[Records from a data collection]
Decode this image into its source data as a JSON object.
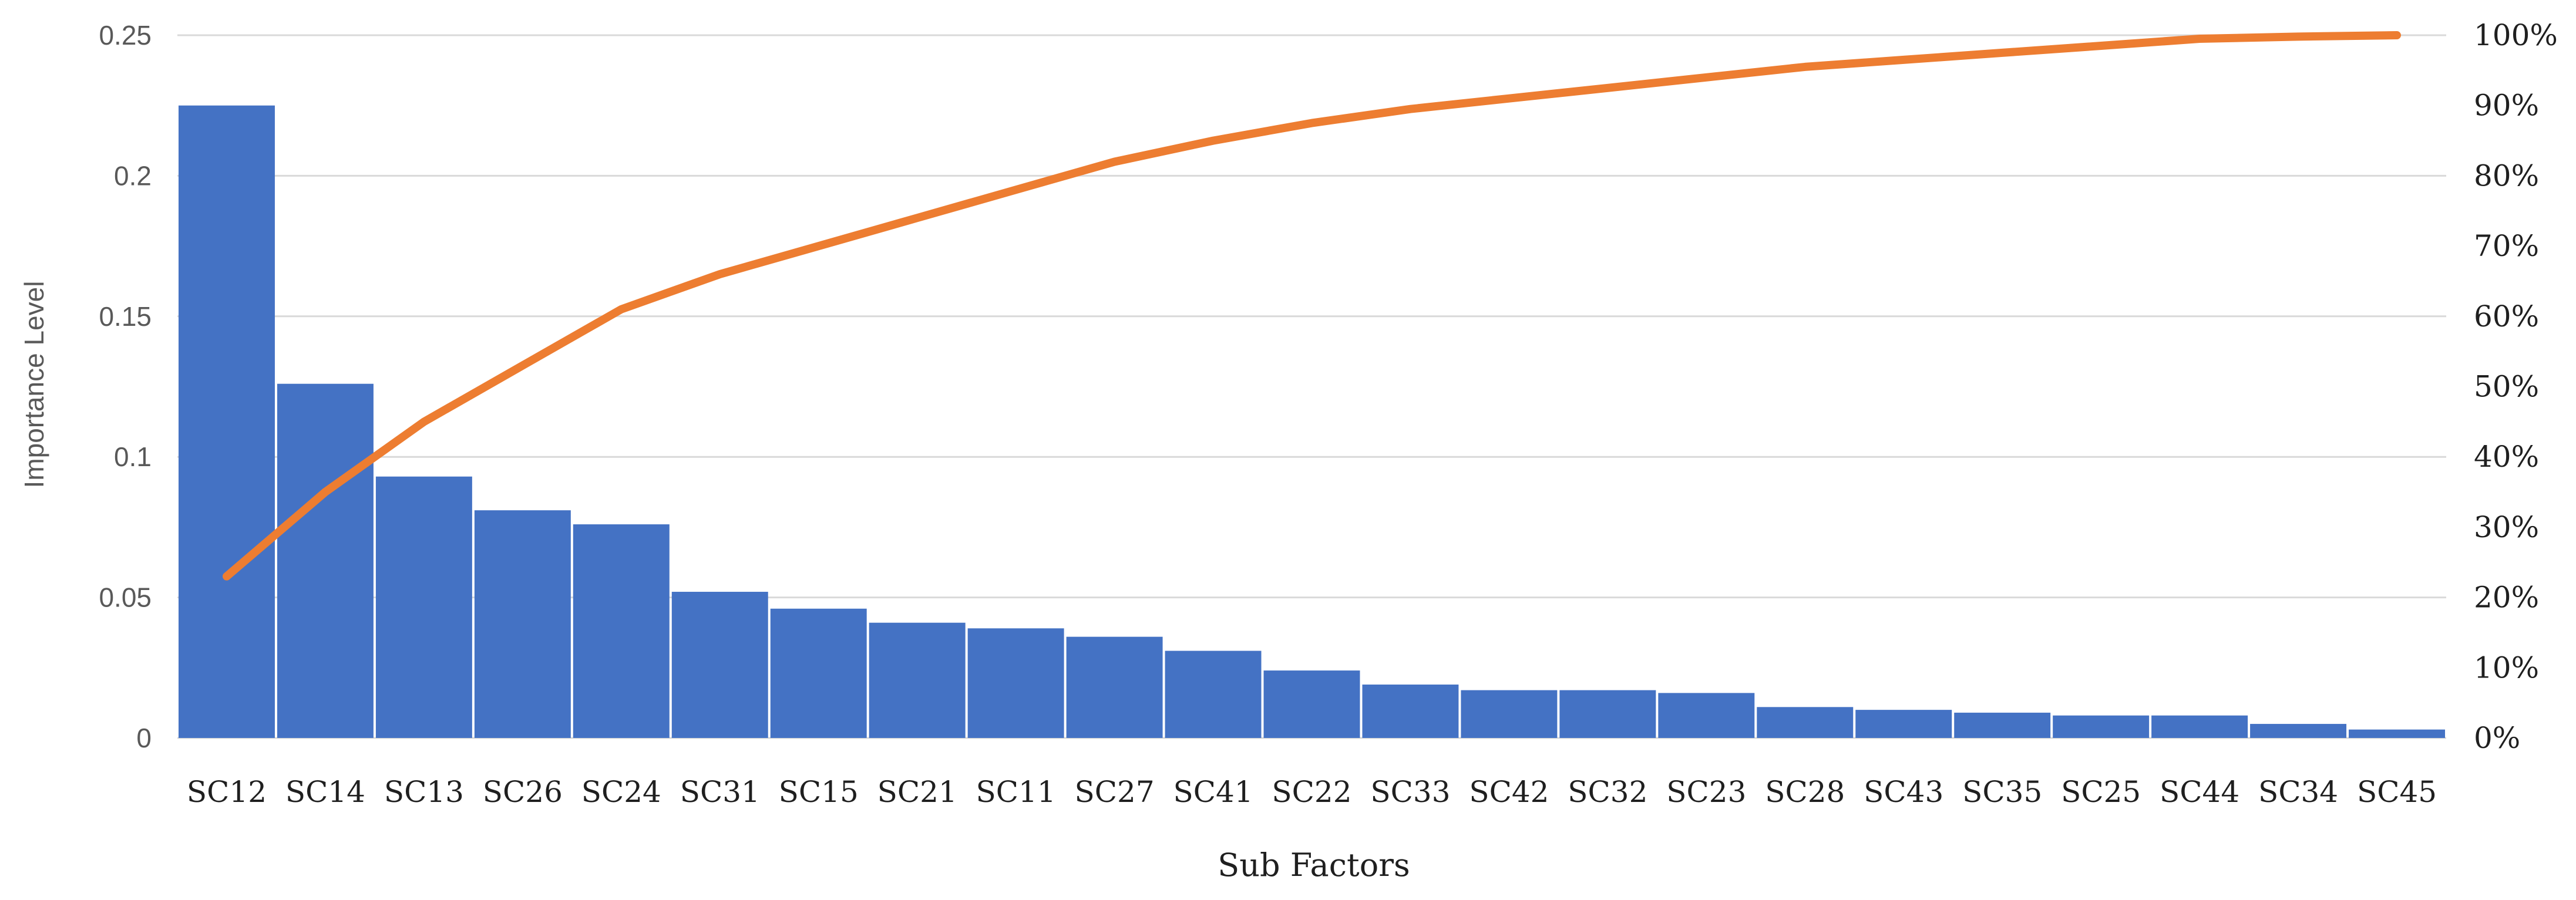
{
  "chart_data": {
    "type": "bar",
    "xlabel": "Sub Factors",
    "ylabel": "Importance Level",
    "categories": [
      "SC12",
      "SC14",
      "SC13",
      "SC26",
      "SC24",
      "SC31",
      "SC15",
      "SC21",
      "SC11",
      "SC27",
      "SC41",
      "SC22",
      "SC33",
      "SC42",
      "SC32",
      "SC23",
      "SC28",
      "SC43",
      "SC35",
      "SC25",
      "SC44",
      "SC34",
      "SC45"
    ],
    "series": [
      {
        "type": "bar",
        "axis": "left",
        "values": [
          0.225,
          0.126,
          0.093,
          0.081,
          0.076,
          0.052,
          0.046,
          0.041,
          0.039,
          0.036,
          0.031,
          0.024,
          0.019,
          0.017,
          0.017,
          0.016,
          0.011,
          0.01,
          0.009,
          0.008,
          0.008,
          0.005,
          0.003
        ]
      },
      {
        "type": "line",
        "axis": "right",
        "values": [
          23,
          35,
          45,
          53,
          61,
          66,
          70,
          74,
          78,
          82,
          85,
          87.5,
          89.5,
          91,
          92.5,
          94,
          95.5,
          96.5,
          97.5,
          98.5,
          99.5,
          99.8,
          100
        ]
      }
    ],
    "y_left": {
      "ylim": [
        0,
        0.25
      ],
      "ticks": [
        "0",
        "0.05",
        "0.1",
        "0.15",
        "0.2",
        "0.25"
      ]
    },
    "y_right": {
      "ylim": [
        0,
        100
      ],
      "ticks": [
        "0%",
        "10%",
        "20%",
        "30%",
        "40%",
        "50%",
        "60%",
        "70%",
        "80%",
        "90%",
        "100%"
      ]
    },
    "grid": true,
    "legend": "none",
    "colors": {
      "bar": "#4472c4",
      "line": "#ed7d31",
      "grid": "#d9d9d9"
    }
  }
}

* * *

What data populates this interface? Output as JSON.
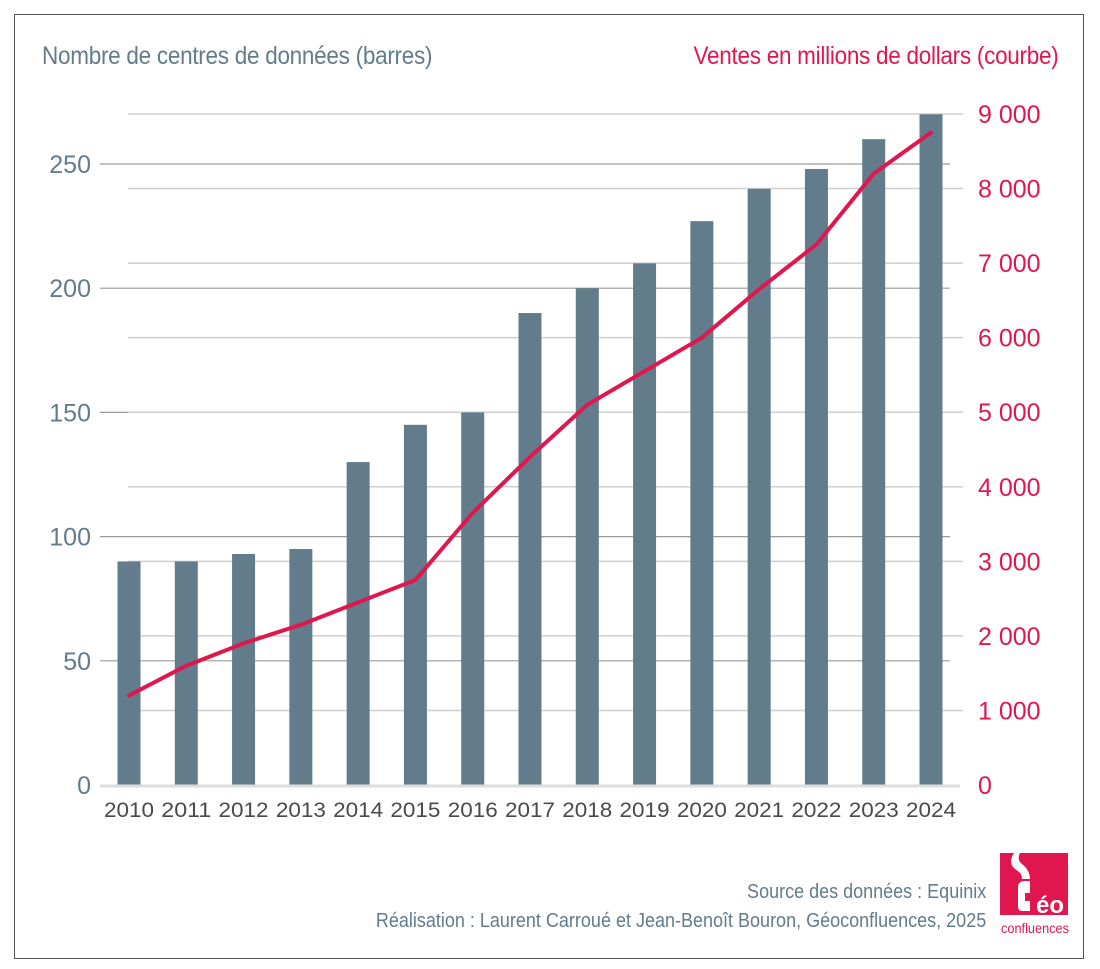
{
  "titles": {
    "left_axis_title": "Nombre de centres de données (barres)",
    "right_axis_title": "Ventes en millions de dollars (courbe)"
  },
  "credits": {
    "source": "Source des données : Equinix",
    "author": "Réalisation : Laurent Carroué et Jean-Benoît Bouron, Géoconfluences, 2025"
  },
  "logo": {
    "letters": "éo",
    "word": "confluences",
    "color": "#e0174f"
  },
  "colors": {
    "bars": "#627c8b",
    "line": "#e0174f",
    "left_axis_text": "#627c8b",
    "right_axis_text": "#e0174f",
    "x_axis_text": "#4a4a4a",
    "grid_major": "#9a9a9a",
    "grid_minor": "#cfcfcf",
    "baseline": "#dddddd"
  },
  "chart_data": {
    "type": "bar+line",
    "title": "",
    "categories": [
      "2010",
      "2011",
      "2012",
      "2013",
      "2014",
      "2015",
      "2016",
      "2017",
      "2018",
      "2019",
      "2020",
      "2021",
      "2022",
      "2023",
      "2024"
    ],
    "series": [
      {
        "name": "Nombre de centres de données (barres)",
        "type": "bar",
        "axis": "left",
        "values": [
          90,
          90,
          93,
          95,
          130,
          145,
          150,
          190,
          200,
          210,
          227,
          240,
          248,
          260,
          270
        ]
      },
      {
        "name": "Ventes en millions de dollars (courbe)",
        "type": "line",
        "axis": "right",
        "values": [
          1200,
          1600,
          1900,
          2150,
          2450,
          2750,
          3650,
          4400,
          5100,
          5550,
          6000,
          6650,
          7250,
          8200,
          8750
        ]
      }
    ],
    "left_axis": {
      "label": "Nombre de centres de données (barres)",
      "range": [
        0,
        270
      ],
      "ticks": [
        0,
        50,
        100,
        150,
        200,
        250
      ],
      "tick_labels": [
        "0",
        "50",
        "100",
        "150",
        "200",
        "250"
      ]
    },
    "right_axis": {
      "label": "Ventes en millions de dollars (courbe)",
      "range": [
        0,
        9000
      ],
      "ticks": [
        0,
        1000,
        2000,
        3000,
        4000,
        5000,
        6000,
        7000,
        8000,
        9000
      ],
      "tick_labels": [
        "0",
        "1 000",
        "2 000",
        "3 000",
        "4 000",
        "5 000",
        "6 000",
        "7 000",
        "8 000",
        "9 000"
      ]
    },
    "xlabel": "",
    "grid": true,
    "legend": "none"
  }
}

Instructions for the task — Look above for lines with the word "this" and copy them all.

Reply to the exercise —
Decode this image into its source data as a JSON object.
What data populates this interface? Output as JSON.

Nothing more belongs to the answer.